*ITEMS*.
....

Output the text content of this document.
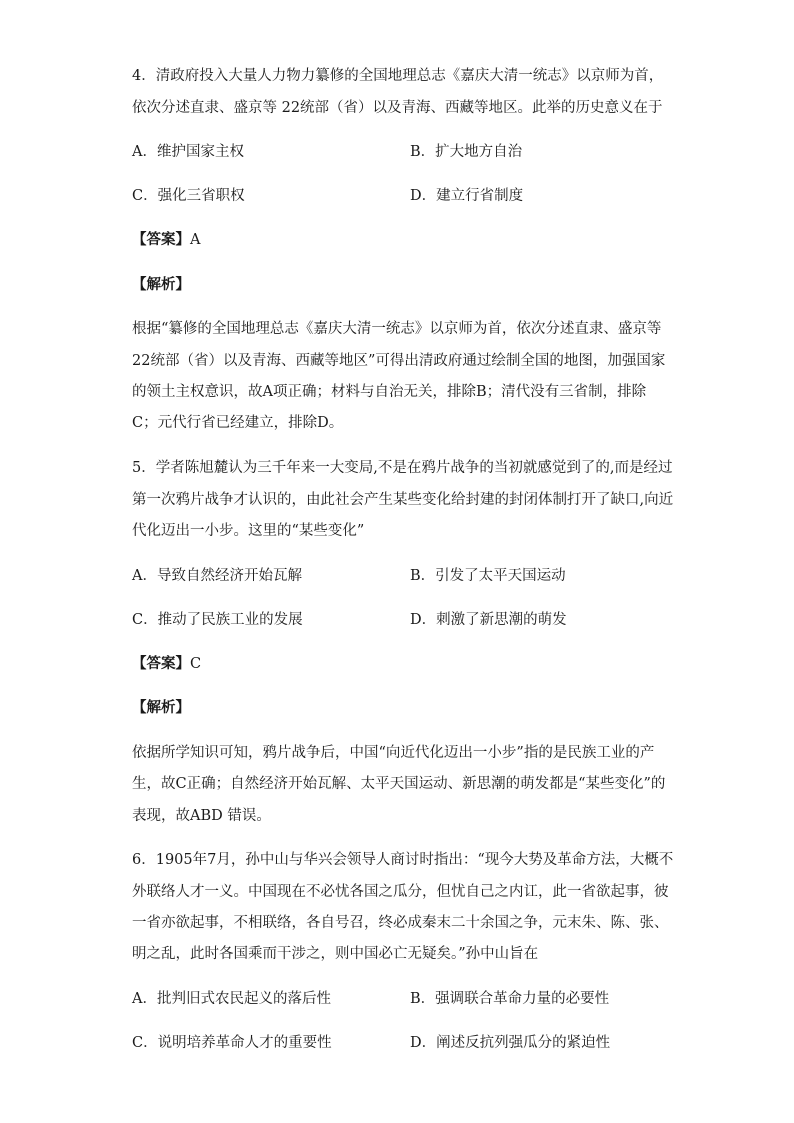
4．清政府投入大量人力物力纂修的全国地理总志《嘉庆大清一统志》以京师为首，
依次分述直隶、盛京等 22统部（省）以及青海、西藏等地区。此举的历史意义在于
A．维护国家主权	B．扩大地方自治
C．强化三省职权	D．建立行省制度
【答案】A
【解析】
根据“纂修的全国地理总志《嘉庆大清一统志》以京师为首，依次分述直隶、盛京等
22统部（省）以及青海、西藏等地区”可得出清政府通过绘制全国的地图，加强国家
的领土主权意识，故A项正确；材料与自治无关，排除B；清代没有三省制，排除
C；元代行省已经建立，排除D。
5．学者陈旭麓认为三千年来一大变局,不是在鸦片战争的当初就感觉到了的,而是经过
第一次鸦片战争才认识的，由此社会产生某些变化给封建的封闭体制打开了缺口,向近
代化迈出一小步。这里的“某些变化”
A．导致自然经济开始瓦解	B．引发了太平天国运动
C．推动了民族工业的发展	D．刺激了新思潮的萌发
【答案】C
【解析】
依据所学知识可知，鸦片战争后，中国“向近代化迈出一小步”指的是民族工业的产
生，故C正确；自然经济开始瓦解、太平天国运动、新思潮的萌发都是“某些变化”的
表现，故ABD 错误。
6．1905年7月，孙中山与华兴会领导人商讨时指出：“现今大势及革命方法，大概不
外联络人才一义。中国现在不必忧各国之瓜分，但忧自己之内讧，此一省欲起事，彼
一省亦欲起事，不相联络，各自号召，终必成秦末二十余国之争，元末朱、陈、张、
明之乱，此时各国乘而干涉之，则中国必亡无疑矣。”孙中山旨在
A．批判旧式农民起义的落后性	B．强调联合革命力量的必要性
C．说明培养革命人才的重要性	D．阐述反抗列强瓜分的紧迫性
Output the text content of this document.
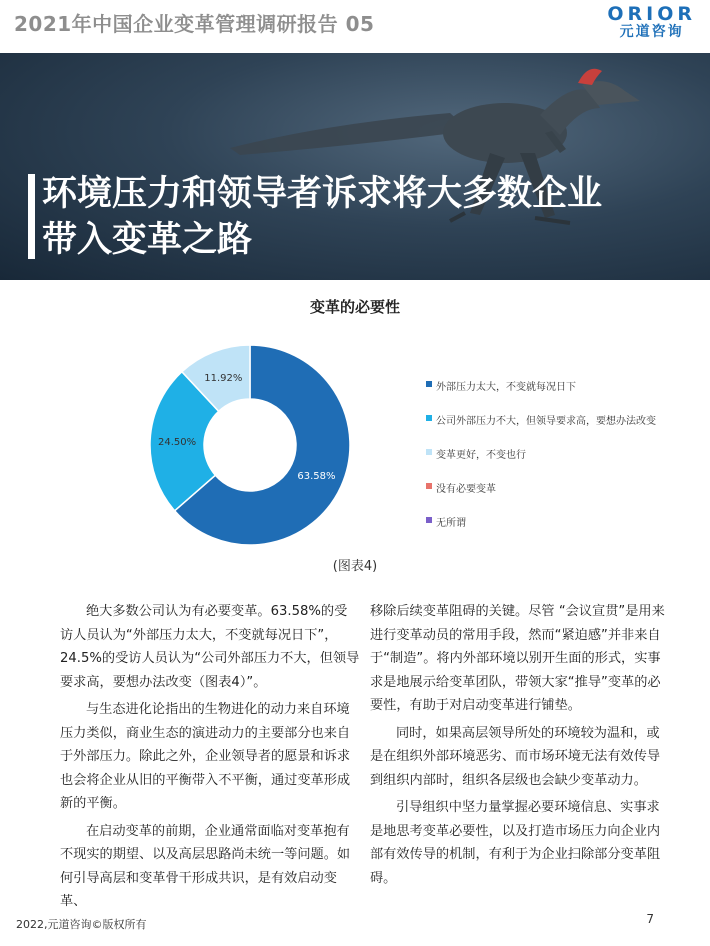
2021年中国企业变革管理调研报告 05	ORIOR
元道咨询
环境压力和领导者诉求将大多数企业
带入变革之路
变革的必要性
63.58%
24.50%
11.92%
外部压力太大，不变就每况日下
公司外部压力不大，但领导要求高，要想办法改变
变革更好，不变也行
没有必要变革
无所谓
(图表4)

绝大多数公司认为有必要变革。63.58%的受访人员认为“外部压力太大，不变就每况日下”，24.5%的受访人员认为“公司外部压力不大，但领导要求高，要想办法改变（图表4）”。

与生态进化论指出的生物进化的动力来自环境压力类似，商业生态的演进动力的主要部分也来自于外部压力。除此之外，企业领导者的愿景和诉求也会将企业从旧的平衡带入不平衡，通过变革形成新的平衡。

在启动变革的前期，企业通常面临对变革抱有不现实的期望、以及高层思路尚未统一等问题。如何引导高层和变革骨干形成共识，是有效启动变革、

移除后续变革阻碍的关键。尽管 “会议宣贯”是用来进行变革动员的常用手段，然而“紧迫感”并非来自于“制造”。将内外部环境以别开生面的形式，实事求是地展示给变革团队，带领大家“推导”变革的必要性，有助于对启动变革进行铺垫。

同时，如果高层领导所处的环境较为温和，或是在组织外部环境恶劣、而市场环境无法有效传导到组织内部时，组织各层级也会缺少变革动力。

引导组织中坚力量掌握必要环境信息、实事求是地思考变革必要性，以及打造市场压力向企业内部有效传导的机制，有利于为企业扫除部分变革阻碍。

2022,元道咨询©版权所有	7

....

*REQUIREMENT*.
Gather every line from the listing above in which the word "公司外部压力不大" appears.

*WORKED SOLUTION*.
公司外部压力不大，但领导要求高，要想办法改变
绝大多数公司认为有必要变革。63.58%的受访人员认为“外部压力太大，不变就每况日下”，24.5%的受访人员认为“公司外部压力不大，但领导要求高，要想办法改变（图表4）”。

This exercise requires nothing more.